** DATA ENTRIES **
◆ ◆ ◆ ◆ ◆ ◆ ◆

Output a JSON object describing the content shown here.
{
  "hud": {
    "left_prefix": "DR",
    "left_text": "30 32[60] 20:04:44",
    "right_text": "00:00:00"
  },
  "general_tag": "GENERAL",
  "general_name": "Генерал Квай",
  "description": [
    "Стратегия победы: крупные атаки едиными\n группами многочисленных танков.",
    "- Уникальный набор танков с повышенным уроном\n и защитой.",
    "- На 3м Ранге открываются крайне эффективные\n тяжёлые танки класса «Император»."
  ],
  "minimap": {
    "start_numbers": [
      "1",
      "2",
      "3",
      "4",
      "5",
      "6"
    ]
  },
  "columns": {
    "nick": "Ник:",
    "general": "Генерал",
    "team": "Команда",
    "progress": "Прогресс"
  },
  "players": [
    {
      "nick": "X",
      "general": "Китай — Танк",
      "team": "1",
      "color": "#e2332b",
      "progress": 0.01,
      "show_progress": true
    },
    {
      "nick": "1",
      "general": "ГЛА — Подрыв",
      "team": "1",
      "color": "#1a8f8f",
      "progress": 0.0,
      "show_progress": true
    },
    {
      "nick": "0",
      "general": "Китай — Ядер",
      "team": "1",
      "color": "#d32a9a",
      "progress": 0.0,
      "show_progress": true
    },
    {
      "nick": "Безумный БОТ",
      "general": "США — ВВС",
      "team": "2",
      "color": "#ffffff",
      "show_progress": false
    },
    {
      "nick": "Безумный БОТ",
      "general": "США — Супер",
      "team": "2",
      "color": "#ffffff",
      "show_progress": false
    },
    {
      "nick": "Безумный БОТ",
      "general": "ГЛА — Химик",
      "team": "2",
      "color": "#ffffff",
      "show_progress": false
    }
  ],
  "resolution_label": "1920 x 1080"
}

◆ ◆ ◆ ◆ ◆ ◆ ◆

Transcribe all of the lines in the records precisely.

Output a JSON object describing the content shown here.
{
  "hud": {
    "left_prefix": "DR",
    "left_text": "30 32[60] 20:04:44",
    "right_text": "00:00:00"
  },
  "general_tag": "GENERAL",
  "general_name": "Генерал Квай",
  "description": [
    "Стратегия победы: крупные атаки едиными\n группами многочисленных танков.",
    "- Уникальный набор танков с повышенным уроном\n и защитой.",
    "- На 3м Ранге открываются крайне эффективные\n тяжёлые танки класса «Император»."
  ],
  "minimap": {
    "start_numbers": [
      "1",
      "2",
      "3",
      "4",
      "5",
      "6"
    ]
  },
  "columns": {
    "nick": "Ник:",
    "general": "Генерал",
    "team": "Команда",
    "progress": "Прогресс"
  },
  "players": [
    {
      "nick": "X",
      "general": "Китай — Танк",
      "team": "1",
      "color": "#e2332b",
      "progress": 0.01,
      "show_progress": true
    },
    {
      "nick": "1",
      "general": "ГЛА — Подрыв",
      "team": "1",
      "color": "#1a8f8f",
      "progress": 0.0,
      "show_progress": true
    },
    {
      "nick": "0",
      "general": "Китай — Ядер",
      "team": "1",
      "color": "#d32a9a",
      "progress": 0.0,
      "show_progress": true
    },
    {
      "nick": "Безумный БОТ",
      "general": "США — ВВС",
      "team": "2",
      "color": "#ffffff",
      "show_progress": false
    },
    {
      "nick": "Безумный БОТ",
      "general": "США — Супер",
      "team": "2",
      "color": "#ffffff",
      "show_progress": false
    },
    {
      "nick": "Безумный БОТ",
      "general": "ГЛА — Химик",
      "team": "2",
      "color": "#ffffff",
      "show_progress": false
    }
  ],
  "resolution_label": "1920 x 1080"
}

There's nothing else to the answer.